DESCRIPTION OF THE TASK: Nothing but the pictures should be left out when the entries below are duplicated.
MATERIAL TO PROCESS Start Marker
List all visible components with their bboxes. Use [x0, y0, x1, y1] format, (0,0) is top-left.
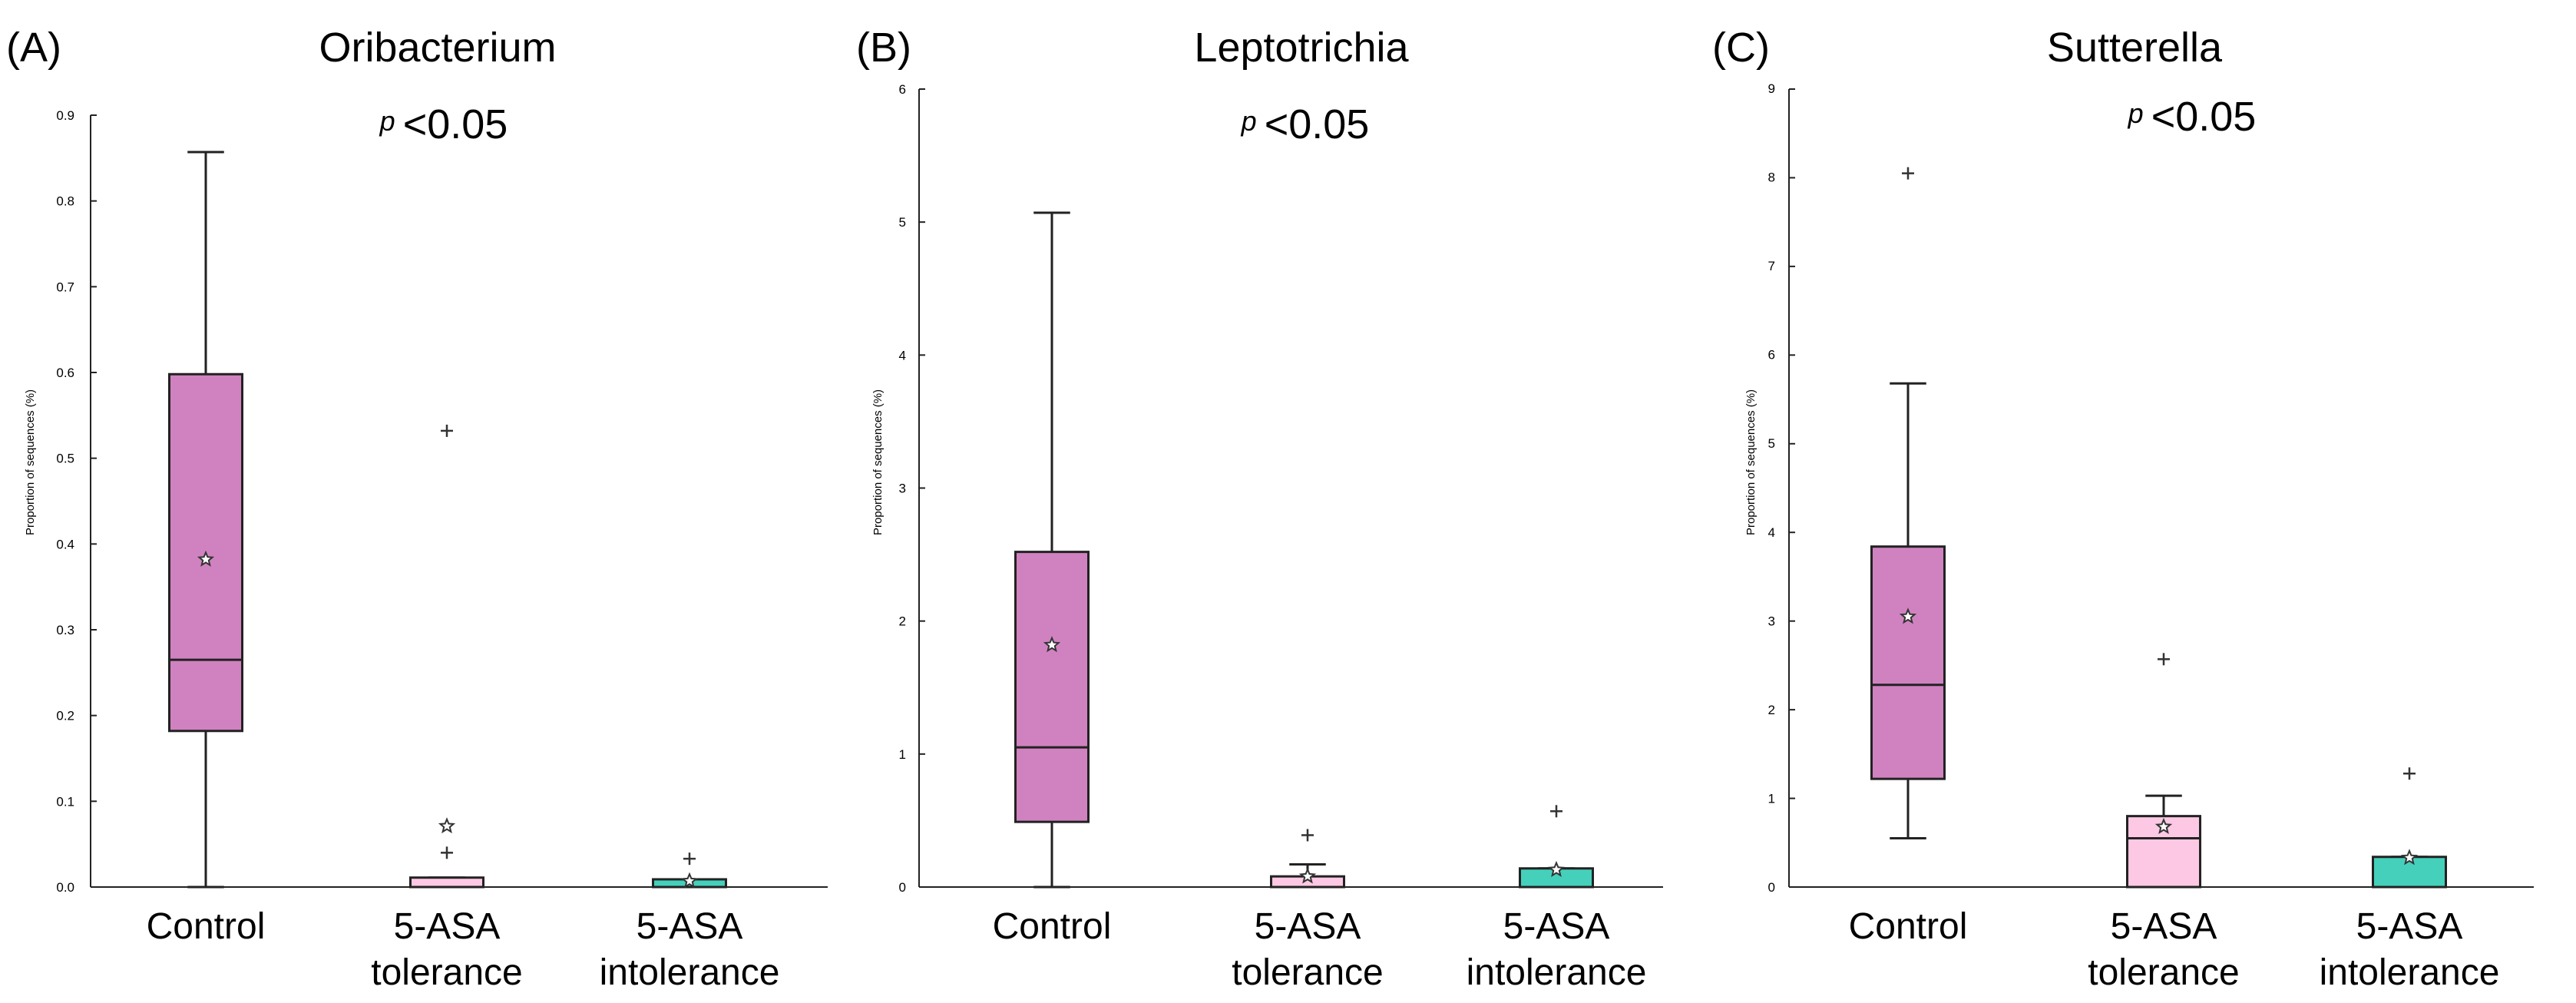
panel-a: (A) Oribacterium p <0.05 Proportion of se… — [6, 25, 828, 993]
panel-c-label: (C) — [1712, 25, 1770, 71]
panel-b-box-intolerance — [1519, 805, 1594, 889]
panel-b-xlabel-intolerance-l2: intolerance — [1467, 952, 1647, 993]
panel-a-tolerance-outlier-0 — [441, 424, 453, 437]
panel-c-pvalue: p <0.05 — [2128, 94, 2257, 140]
panel-c-box-tolerance — [2126, 653, 2201, 889]
panel-b-ytick-2: 2 — [899, 614, 906, 629]
panel-b-xlabel-tolerance-l1: 5-ASA — [1255, 906, 1361, 947]
panel-a-ytick-3: 0.3 — [56, 623, 74, 637]
panel-c-intolerance-mean-star — [2400, 849, 2419, 866]
panel-c: (C) Sutterella p <0.05 Proportion of sequ… — [1712, 25, 2534, 993]
panel-c-control-mean-star — [1899, 607, 1917, 624]
panel-c-ytick-0: 0 — [1768, 880, 1775, 895]
panel-a-ytick-6: 0.6 — [56, 366, 74, 380]
panel-a-pvalue: p <0.05 — [379, 101, 508, 147]
panel-c-ytick-1: 1 — [1768, 791, 1775, 806]
panel-c-ytick-2: 2 — [1768, 703, 1775, 717]
panel-a-title: Oribacterium — [319, 25, 556, 71]
panel-c-boxes — [1870, 167, 2447, 889]
panel-a-ytick-1: 0.1 — [56, 794, 74, 809]
panel-a-box-control — [168, 151, 243, 889]
panel-c-tolerance-outlier-0 — [2158, 653, 2170, 666]
panel-c-ytick-4: 4 — [1768, 525, 1775, 540]
panel-c-control-iqr-box — [1870, 545, 1946, 780]
panel-b-control-mean-star — [1043, 636, 1061, 653]
panel-c-title: Sutterella — [2047, 25, 2223, 71]
panel-b-xlabel-intolerance-l1: 5-ASA — [1503, 906, 1610, 947]
panel-b-tolerance-mean-star — [1298, 867, 1317, 884]
panel-c-control-outlier-0 — [1902, 167, 1914, 180]
panel-b-box-control — [1014, 211, 1090, 889]
panel-a-ytick-8: 0.8 — [56, 194, 74, 209]
panel-a-ytick-4: 0.4 — [56, 537, 74, 551]
panel-c-xlabel-intolerance-l1: 5-ASA — [2356, 906, 2463, 947]
panel-b-pvalue-p: p — [1241, 105, 1257, 137]
panel-b-ytick-6: 6 — [899, 82, 906, 97]
panel-a-box-intolerance — [652, 852, 727, 889]
panel-a-box-tolerance — [409, 424, 484, 889]
panel-a-xlabel-intolerance-l2: intolerance — [600, 952, 780, 993]
panel-a-tolerance-outlier-1 — [441, 846, 453, 859]
panel-c-pvalue-p: p — [2128, 98, 2144, 129]
panel-b-ytick-3: 3 — [899, 482, 906, 496]
panel-c-ytick-5: 5 — [1768, 436, 1775, 451]
panel-a-pvalue-text: <0.05 — [403, 101, 508, 147]
panel-a-xlabel-tolerance-l1: 5-ASA — [394, 906, 501, 947]
panel-c-ytick-6: 6 — [1768, 348, 1775, 362]
panel-b-pvalue: p <0.05 — [1241, 101, 1370, 147]
panel-c-tolerance-mean-star — [2154, 817, 2173, 834]
panel-b-pvalue-text: <0.05 — [1265, 101, 1370, 147]
panel-c-ylabel: Proportion of sequences (%) — [1744, 389, 1758, 535]
panel-c-box-intolerance — [2372, 767, 2447, 889]
panel-b-tolerance-outlier-0 — [1301, 829, 1314, 842]
panel-a-ytick-9: 0.9 — [56, 108, 74, 123]
panel-a-ytick-7: 0.7 — [56, 280, 74, 294]
panel-a-ytick-5: 0.5 — [56, 452, 74, 466]
panel-c-pvalue-text: <0.05 — [2151, 94, 2257, 140]
panel-a-pvalue-p: p — [379, 105, 395, 137]
panel-c-ytick-8: 8 — [1768, 170, 1775, 185]
panel-a-tolerance-iqr-box — [409, 876, 484, 889]
panel-c-xlabel-tolerance-l1: 5-ASA — [2111, 906, 2217, 947]
panel-b-ytick-1: 1 — [899, 747, 906, 762]
panel-b-title: Leptotrichia — [1194, 25, 1409, 71]
panel-c-ytick-7: 7 — [1768, 259, 1775, 273]
panel-a-tolerance-mean-star — [438, 817, 456, 834]
panel-a-xlabel-tolerance-l2: tolerance — [371, 952, 522, 993]
panel-c-xlabel-tolerance-l2: tolerance — [2088, 952, 2239, 993]
panel-a-intolerance-outlier-0 — [683, 852, 696, 866]
panel-a-ytick-2: 0.2 — [56, 709, 74, 723]
panel-a-xlabel-control: Control — [147, 906, 266, 947]
panel-a-ytick-0: 0.0 — [56, 880, 74, 895]
panel-c-xlabel-control: Control — [1849, 906, 1968, 947]
panel-c-ytick-9: 9 — [1768, 81, 1775, 96]
panel-b-label: (B) — [856, 25, 911, 71]
panel-a-boxes — [168, 151, 727, 889]
panel-b: (B) Leptotrichia p <0.05 Proportion of se… — [856, 25, 1663, 993]
panel-c-xlabel-intolerance-l2: intolerance — [2320, 952, 2500, 993]
panel-c-ytick-3: 3 — [1768, 614, 1775, 628]
panel-c-intolerance-outlier-0 — [2403, 767, 2416, 780]
panel-b-ylabel: Proportion of sequences (%) — [871, 389, 885, 535]
panel-b-box-tolerance — [1270, 829, 1345, 889]
panel-b-xlabel-control: Control — [993, 906, 1112, 947]
panel-b-xlabel-tolerance-l2: tolerance — [1232, 952, 1383, 993]
panel-a-label: (A) — [6, 25, 61, 71]
panel-b-intolerance-mean-star — [1547, 860, 1566, 877]
panel-c-box-control — [1870, 167, 1946, 840]
panel-b-intolerance-outlier-0 — [1550, 805, 1562, 818]
panel-a-ylabel: Proportion of sequences (%) — [24, 389, 37, 535]
panel-b-boxes — [1014, 211, 1594, 889]
panel-b-ytick-5: 5 — [899, 215, 906, 230]
panel-a-control-mean-star — [197, 550, 215, 567]
panel-b-ytick-4: 4 — [899, 348, 906, 362]
panel-a-xlabel-intolerance-l1: 5-ASA — [637, 906, 743, 947]
panel-a-intolerance-mean-star — [680, 872, 699, 889]
panel-b-control-iqr-box — [1014, 551, 1090, 823]
panel-b-ytick-0: 0 — [899, 880, 906, 895]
MATERIAL TO PROCESS End Marker
SOLUTION BELOW:
List all visible components with their bboxes. Use [x0, y0, x1, y1] format, (0,0) is top-left.
panel-a: (A) Oribacterium p <0.05 Proportion of se… — [6, 25, 828, 993]
panel-c-label: (C) — [1712, 25, 1770, 71]
panel-b-box-intolerance — [1519, 805, 1594, 889]
panel-b-xlabel-intolerance-l2: intolerance — [1467, 952, 1647, 993]
panel-a-tolerance-outlier-0 — [441, 424, 453, 437]
panel-c-pvalue: p <0.05 — [2128, 94, 2257, 140]
panel-c-box-tolerance — [2126, 653, 2201, 889]
panel-b-ytick-2: 2 — [899, 614, 906, 629]
panel-b-xlabel-tolerance-l1: 5-ASA — [1255, 906, 1361, 947]
panel-a-ytick-3: 0.3 — [56, 623, 74, 637]
panel-c-intolerance-mean-star — [2400, 849, 2419, 866]
panel-c: (C) Sutterella p <0.05 Proportion of sequ… — [1712, 25, 2534, 993]
panel-c-control-mean-star — [1899, 607, 1917, 624]
panel-c-ytick-0: 0 — [1768, 880, 1775, 895]
panel-a-ytick-6: 0.6 — [56, 366, 74, 380]
panel-a-pvalue: p <0.05 — [379, 101, 508, 147]
panel-c-ytick-1: 1 — [1768, 791, 1775, 806]
panel-c-ytick-2: 2 — [1768, 703, 1775, 717]
panel-a-title: Oribacterium — [319, 25, 556, 71]
panel-c-boxes — [1870, 167, 2447, 889]
panel-a-ytick-1: 0.1 — [56, 794, 74, 809]
panel-a-box-control — [168, 151, 243, 889]
panel-c-tolerance-outlier-0 — [2158, 653, 2170, 666]
panel-c-ytick-4: 4 — [1768, 525, 1775, 540]
panel-c-control-iqr-box — [1870, 545, 1946, 780]
panel-b-control-mean-star — [1043, 636, 1061, 653]
panel-c-title: Sutterella — [2047, 25, 2223, 71]
panel-b-xlabel-intolerance-l1: 5-ASA — [1503, 906, 1610, 947]
panel-b-tolerance-mean-star — [1298, 867, 1317, 884]
panel-c-control-outlier-0 — [1902, 167, 1914, 180]
panel-b-box-control — [1014, 211, 1090, 889]
panel-a-ytick-8: 0.8 — [56, 194, 74, 209]
panel-a-ytick-4: 0.4 — [56, 537, 74, 551]
panel-c-xlabel-intolerance-l1: 5-ASA — [2356, 906, 2463, 947]
panel-b-pvalue-p: p — [1241, 105, 1257, 137]
panel-b-ytick-6: 6 — [899, 82, 906, 97]
panel-a-box-intolerance — [652, 852, 727, 889]
panel-a-box-tolerance — [409, 424, 484, 889]
panel-a-xlabel-intolerance-l2: intolerance — [600, 952, 780, 993]
panel-a-tolerance-outlier-1 — [441, 846, 453, 859]
panel-c-pvalue-p: p — [2128, 98, 2144, 129]
panel-b-ytick-3: 3 — [899, 482, 906, 496]
panel-c-ytick-5: 5 — [1768, 436, 1775, 451]
panel-a-pvalue-text: <0.05 — [403, 101, 508, 147]
panel-a-xlabel-tolerance-l1: 5-ASA — [394, 906, 501, 947]
panel-c-ytick-6: 6 — [1768, 348, 1775, 362]
panel-b-pvalue: p <0.05 — [1241, 101, 1370, 147]
panel-c-tolerance-mean-star — [2154, 817, 2173, 834]
panel-b-pvalue-text: <0.05 — [1265, 101, 1370, 147]
panel-c-ylabel: Proportion of sequences (%) — [1744, 389, 1758, 535]
panel-c-box-intolerance — [2372, 767, 2447, 889]
panel-b-tolerance-outlier-0 — [1301, 829, 1314, 842]
panel-a-ytick-9: 0.9 — [56, 108, 74, 123]
panel-a-ytick-7: 0.7 — [56, 280, 74, 294]
panel-a-ytick-5: 0.5 — [56, 452, 74, 466]
panel-c-pvalue-text: <0.05 — [2151, 94, 2257, 140]
panel-a-pvalue-p: p — [379, 105, 395, 137]
panel-c-ytick-8: 8 — [1768, 170, 1775, 185]
panel-a-tolerance-iqr-box — [409, 876, 484, 889]
panel-c-xlabel-tolerance-l1: 5-ASA — [2111, 906, 2217, 947]
panel-b-ytick-1: 1 — [899, 747, 906, 762]
panel-b-title: Leptotrichia — [1194, 25, 1409, 71]
panel-c-ytick-7: 7 — [1768, 259, 1775, 273]
panel-a-tolerance-mean-star — [438, 817, 456, 834]
panel-a-xlabel-tolerance-l2: tolerance — [371, 952, 522, 993]
panel-c-xlabel-tolerance-l2: tolerance — [2088, 952, 2239, 993]
panel-a-intolerance-outlier-0 — [683, 852, 696, 866]
panel-a-ytick-2: 0.2 — [56, 709, 74, 723]
panel-a-xlabel-control: Control — [147, 906, 266, 947]
panel-a-ytick-0: 0.0 — [56, 880, 74, 895]
panel-c-xlabel-control: Control — [1849, 906, 1968, 947]
panel-c-ytick-9: 9 — [1768, 81, 1775, 96]
panel-b-label: (B) — [856, 25, 911, 71]
panel-a-boxes — [168, 151, 727, 889]
panel-b: (B) Leptotrichia p <0.05 Proportion of se… — [856, 25, 1663, 993]
panel-c-xlabel-intolerance-l2: intolerance — [2320, 952, 2500, 993]
panel-c-ytick-3: 3 — [1768, 614, 1775, 628]
panel-c-intolerance-outlier-0 — [2403, 767, 2416, 780]
panel-b-ylabel: Proportion of sequences (%) — [871, 389, 885, 535]
panel-b-box-tolerance — [1270, 829, 1345, 889]
panel-b-xlabel-control: Control — [993, 906, 1112, 947]
panel-b-xlabel-tolerance-l2: tolerance — [1232, 952, 1383, 993]
panel-a-label: (A) — [6, 25, 61, 71]
panel-b-intolerance-mean-star — [1547, 860, 1566, 877]
panel-c-box-control — [1870, 167, 1946, 840]
panel-b-intolerance-outlier-0 — [1550, 805, 1562, 818]
panel-a-ylabel: Proportion of sequences (%) — [24, 389, 37, 535]
panel-b-boxes — [1014, 211, 1594, 889]
panel-b-ytick-5: 5 — [899, 215, 906, 230]
panel-a-control-mean-star — [197, 550, 215, 567]
panel-b-ytick-4: 4 — [899, 348, 906, 362]
panel-a-xlabel-intolerance-l1: 5-ASA — [637, 906, 743, 947]
panel-a-intolerance-mean-star — [680, 872, 699, 889]
panel-b-control-iqr-box — [1014, 551, 1090, 823]
panel-b-ytick-0: 0 — [899, 880, 906, 895]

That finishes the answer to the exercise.